DIRECTIONS FOR THIS TASK —
Pull out every line below containing the word "продукции".
--
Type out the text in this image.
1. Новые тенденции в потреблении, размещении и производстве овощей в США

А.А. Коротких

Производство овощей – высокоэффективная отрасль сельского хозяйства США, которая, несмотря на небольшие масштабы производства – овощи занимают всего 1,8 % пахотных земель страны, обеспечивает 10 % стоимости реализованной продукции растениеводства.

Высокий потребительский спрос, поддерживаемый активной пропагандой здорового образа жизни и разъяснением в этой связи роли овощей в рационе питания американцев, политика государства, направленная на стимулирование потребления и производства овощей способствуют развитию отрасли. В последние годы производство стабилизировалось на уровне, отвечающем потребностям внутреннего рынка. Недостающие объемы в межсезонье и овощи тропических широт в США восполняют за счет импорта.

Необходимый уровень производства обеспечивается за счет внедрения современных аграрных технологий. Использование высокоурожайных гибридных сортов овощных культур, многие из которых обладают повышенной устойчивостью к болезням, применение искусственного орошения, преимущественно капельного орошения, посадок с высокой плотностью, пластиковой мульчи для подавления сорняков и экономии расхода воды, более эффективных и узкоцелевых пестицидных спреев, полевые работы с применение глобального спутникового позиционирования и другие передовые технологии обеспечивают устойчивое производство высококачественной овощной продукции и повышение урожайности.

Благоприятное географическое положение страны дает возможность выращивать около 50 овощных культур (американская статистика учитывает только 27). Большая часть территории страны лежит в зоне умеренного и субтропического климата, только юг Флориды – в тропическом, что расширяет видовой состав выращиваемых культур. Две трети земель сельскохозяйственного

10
--
EXERCISE SOLUTION —
Производство овощей – высокоэффективная отрасль сельского хозяйства США, которая, несмотря на небольшие масштабы производства – овощи занимают всего 1,8 % пахотных земель страны, обеспечивает 10 % стоимости реализованной продукции растениеводства.
Необходимый уровень производства обеспечивается за счет внедрения современных аграрных технологий. Использование высокоурожайных гибридных сортов овощных культур, многие из которых обладают повышенной устойчивостью к болезням, применение искусственного орошения, преимущественно капельного орошения, посадок с высокой плотностью, пластиковой мульчи для подавления сорняков и экономии расхода воды, более эффективных и узкоцелевых пестицидных спреев, полевые работы с применение глобального спутникового позиционирования и другие передовые технологии обеспечивают устойчивое производство высококачественной овощной продукции и повышение урожайности.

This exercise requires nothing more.